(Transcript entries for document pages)
+ + + +

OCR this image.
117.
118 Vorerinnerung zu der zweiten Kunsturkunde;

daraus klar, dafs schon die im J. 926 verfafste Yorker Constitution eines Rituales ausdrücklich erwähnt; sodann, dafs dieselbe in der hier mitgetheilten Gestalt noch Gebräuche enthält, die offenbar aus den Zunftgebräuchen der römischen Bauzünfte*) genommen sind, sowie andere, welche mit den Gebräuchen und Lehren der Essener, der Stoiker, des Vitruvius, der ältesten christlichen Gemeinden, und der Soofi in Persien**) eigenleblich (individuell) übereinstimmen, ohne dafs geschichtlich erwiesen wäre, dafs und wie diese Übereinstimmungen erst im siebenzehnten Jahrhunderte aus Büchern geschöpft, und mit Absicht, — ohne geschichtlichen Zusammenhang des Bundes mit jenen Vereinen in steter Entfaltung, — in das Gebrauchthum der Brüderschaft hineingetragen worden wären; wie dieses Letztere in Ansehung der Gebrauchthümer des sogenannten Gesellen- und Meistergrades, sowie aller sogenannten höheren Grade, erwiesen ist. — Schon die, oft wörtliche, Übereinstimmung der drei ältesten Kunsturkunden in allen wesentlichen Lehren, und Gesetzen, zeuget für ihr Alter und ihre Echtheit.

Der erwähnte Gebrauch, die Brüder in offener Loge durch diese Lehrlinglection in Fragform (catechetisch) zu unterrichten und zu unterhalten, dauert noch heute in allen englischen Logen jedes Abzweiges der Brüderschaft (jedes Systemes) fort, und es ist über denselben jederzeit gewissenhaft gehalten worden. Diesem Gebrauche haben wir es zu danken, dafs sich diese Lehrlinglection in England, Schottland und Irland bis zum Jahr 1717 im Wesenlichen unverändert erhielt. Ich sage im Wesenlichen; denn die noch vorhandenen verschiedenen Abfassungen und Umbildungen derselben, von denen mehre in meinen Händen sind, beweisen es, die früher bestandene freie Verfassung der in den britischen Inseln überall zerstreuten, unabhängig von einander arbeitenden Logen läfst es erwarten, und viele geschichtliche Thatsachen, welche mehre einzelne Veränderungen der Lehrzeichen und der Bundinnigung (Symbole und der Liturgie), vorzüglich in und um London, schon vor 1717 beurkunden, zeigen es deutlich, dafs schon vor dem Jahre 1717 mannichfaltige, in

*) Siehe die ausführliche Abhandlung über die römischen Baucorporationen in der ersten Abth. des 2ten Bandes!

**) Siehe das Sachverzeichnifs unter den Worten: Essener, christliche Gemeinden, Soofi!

+ + + +

### What you need to do
Every record is to be repeated exactly as written.

### Your response
OCR this image.
117.
118 Vorerinnerung zu der zweiten Kunsturkunde;

daraus klar, dafs schon die im J. 926 verfafste Yorker Constitution eines Rituales ausdrücklich erwähnt; sodann, dafs dieselbe in der hier mitgetheilten Gestalt noch Gebräuche enthält, die offenbar aus den Zunftgebräuchen der römischen Bauzünfte*) genommen sind, sowie andere, welche mit den Gebräuchen und Lehren der Essener, der Stoiker, des Vitruvius, der ältesten christlichen Gemeinden, und der Soofi in Persien**) eigenleblich (individuell) übereinstimmen, ohne dafs geschichtlich erwiesen wäre, dafs und wie diese Übereinstimmungen erst im siebenzehnten Jahrhunderte aus Büchern geschöpft, und mit Absicht, — ohne geschichtlichen Zusammenhang des Bundes mit jenen Vereinen in steter Entfaltung, — in das Gebrauchthum der Brüderschaft hineingetragen worden wären; wie dieses Letztere in Ansehung der Gebrauchthümer des sogenannten Gesellen- und Meistergrades, sowie aller sogenannten höheren Grade, erwiesen ist. — Schon die, oft wörtliche, Übereinstimmung der drei ältesten Kunsturkunden in allen wesentlichen Lehren, und Gesetzen, zeuget für ihr Alter und ihre Echtheit.

Der erwähnte Gebrauch, die Brüder in offener Loge durch diese Lehrlinglection in Fragform (catechetisch) zu unterrichten und zu unterhalten, dauert noch heute in allen englischen Logen jedes Abzweiges der Brüderschaft (jedes Systemes) fort, und es ist über denselben jederzeit gewissenhaft gehalten worden. Diesem Gebrauche haben wir es zu danken, dafs sich diese Lehrlinglection in England, Schottland und Irland bis zum Jahr 1717 im Wesenlichen unverändert erhielt. Ich sage im Wesenlichen; denn die noch vorhandenen verschiedenen Abfassungen und Umbildungen derselben, von denen mehre in meinen Händen sind, beweisen es, die früher bestandene freie Verfassung der in den britischen Inseln überall zerstreuten, unabhängig von einander arbeitenden Logen läfst es erwarten, und viele geschichtliche Thatsachen, welche mehre einzelne Veränderungen der Lehrzeichen und der Bundinnigung (Symbole und der Liturgie), vorzüglich in und um London, schon vor 1717 beurkunden, zeigen es deutlich, dafs schon vor dem Jahre 1717 mannichfaltige, in

*) Siehe die ausführliche Abhandlung über die römischen Baucorporationen in der ersten Abth. des 2ten Bandes!

**) Siehe das Sachverzeichnifs unter den Worten: Essener, christliche Gemeinden, Soofi!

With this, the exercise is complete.